(Data items)
+ + + + + + +
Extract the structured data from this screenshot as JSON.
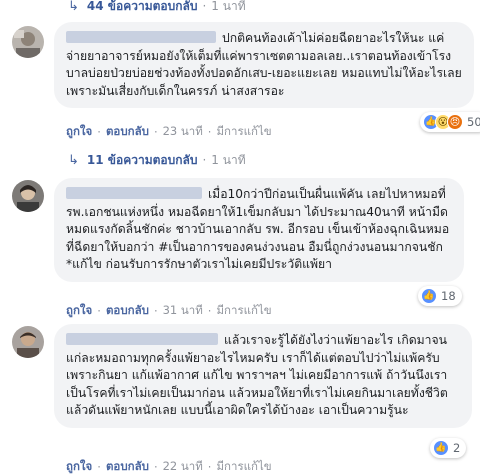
{
  "thread1": {
    "reply_count": "44 ข้อความตอบกลับ",
    "time": "1 นาที"
  },
  "comment1": {
    "text": "ปกติคนท้องเค้าไม่ค่อยฉีดยาอะไรให้นะ แค่จ่ายยาอาจารย์หมอยังให้เต็มที่แค่พาราเซตตามอลเลย..เราตอนท้องเข้าโรงบาลบ่อยป่วยบ่อยช่วงท้องทั้งปอดอักเสบ-เยอะแยะเลย หมอแทบไม่ให้อะไรเลยเพราะมันเสี่ยงกับเด็กในครรภ์ น่าสงสารอะ",
    "like": "ถูกใจ",
    "reply": "ตอบกลับ",
    "time": "23 นาที",
    "edited": "มีการแก้ไข",
    "reaction_count": "50"
  },
  "thread2": {
    "reply_count": "11 ข้อความตอบกลับ",
    "time": "1 นาที"
  },
  "comment2": {
    "text_before": "เมื่อ10กว่าปีก่อนเป็นผื่นแพ้คัน เลยไปหาหมอที่ รพ.เอกชนแห่งหนึ่ง หมอฉีดยาให้1เข็มกลับมา ได้ประมาณ40นาที หน้ามืดหมดแรงกัดลิ้นชักค่ะ ชาวบ้านเอากลับ รพ. อีกรอบ เข็นเข้าห้องฉุกเฉินหมอที่ฉีดยาให้บอกว่า ",
    "hashtag": "#เป็นอาการของคนง่วงนอน",
    "text_after": " อืมนี่ถูกง่วงนอนมากจนชัก *แก้ไข ก่อนรับการรักษาตัวเราไม่เคยมีประวัติแพ้ยา",
    "like": "ถูกใจ",
    "reply": "ตอบกลับ",
    "time": "31 นาที",
    "edited": "มีการแก้ไข",
    "reaction_count": "18"
  },
  "comment3": {
    "text": "แล้วเราจะรู้ได้ยังไงว่าแพ้ยาอะไร เกิดมาจนแก่ละหมอถามทุกครั้งแพ้ยาอะไรไหมครับ เราก็ได้แต่ตอบไปว่าไม่แพ้ครับ เพราะกินยา แก้แพ้อากาศ แก้ไข พาราฯลฯ ไม่เคยมีอาการแพ้ ถ้าวันนึงเราเป็นโรคที่เราไม่เคยเป็นมาก่อน แล้วหมอให้ยาที่เราไม่เคยกินมาเลยทั้งชีวิตแล้วดันแพ้ยาหนักเลย แบบนี้เอาผิดใครได้บ้างอะ เอาเป็นความรู้นะ",
    "like": "ถูกใจ",
    "reply": "ตอบกลับ",
    "time": "22 นาที",
    "edited": "มีการแก้ไข",
    "reaction_count": "2"
  },
  "colors": {
    "link": "#385898",
    "bubble": "#f2f3f5",
    "like_blue": "#5890ff"
  }
}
+ + + + + + +
Output all the records, word for word, with no pictures in the copy.

Extract the structured data from this screenshot as JSON.
{
  "thread1": {
    "reply_count": "44 ข้อความตอบกลับ",
    "time": "1 นาที"
  },
  "comment1": {
    "text": "ปกติคนท้องเค้าไม่ค่อยฉีดยาอะไรให้นะ แค่จ่ายยาอาจารย์หมอยังให้เต็มที่แค่พาราเซตตามอลเลย..เราตอนท้องเข้าโรงบาลบ่อยป่วยบ่อยช่วงท้องทั้งปอดอักเสบ-เยอะแยะเลย หมอแทบไม่ให้อะไรเลยเพราะมันเสี่ยงกับเด็กในครรภ์ น่าสงสารอะ",
    "like": "ถูกใจ",
    "reply": "ตอบกลับ",
    "time": "23 นาที",
    "edited": "มีการแก้ไข",
    "reaction_count": "50"
  },
  "thread2": {
    "reply_count": "11 ข้อความตอบกลับ",
    "time": "1 นาที"
  },
  "comment2": {
    "text_before": "เมื่อ10กว่าปีก่อนเป็นผื่นแพ้คัน เลยไปหาหมอที่ รพ.เอกชนแห่งหนึ่ง หมอฉีดยาให้1เข็มกลับมา ได้ประมาณ40นาที หน้ามืดหมดแรงกัดลิ้นชักค่ะ ชาวบ้านเอากลับ รพ. อีกรอบ เข็นเข้าห้องฉุกเฉินหมอที่ฉีดยาให้บอกว่า ",
    "hashtag": "#เป็นอาการของคนง่วงนอน",
    "text_after": " อืมนี่ถูกง่วงนอนมากจนชัก *แก้ไข ก่อนรับการรักษาตัวเราไม่เคยมีประวัติแพ้ยา",
    "like": "ถูกใจ",
    "reply": "ตอบกลับ",
    "time": "31 นาที",
    "edited": "มีการแก้ไข",
    "reaction_count": "18"
  },
  "comment3": {
    "text": "แล้วเราจะรู้ได้ยังไงว่าแพ้ยาอะไร เกิดมาจนแก่ละหมอถามทุกครั้งแพ้ยาอะไรไหมครับ เราก็ได้แต่ตอบไปว่าไม่แพ้ครับ เพราะกินยา แก้แพ้อากาศ แก้ไข พาราฯลฯ ไม่เคยมีอาการแพ้ ถ้าวันนึงเราเป็นโรคที่เราไม่เคยเป็นมาก่อน แล้วหมอให้ยาที่เราไม่เคยกินมาเลยทั้งชีวิตแล้วดันแพ้ยาหนักเลย แบบนี้เอาผิดใครได้บ้างอะ เอาเป็นความรู้นะ",
    "like": "ถูกใจ",
    "reply": "ตอบกลับ",
    "time": "22 นาที",
    "edited": "มีการแก้ไข",
    "reaction_count": "2"
  },
  "colors": {
    "link": "#385898",
    "bubble": "#f2f3f5",
    "like_blue": "#5890ff"
  }
}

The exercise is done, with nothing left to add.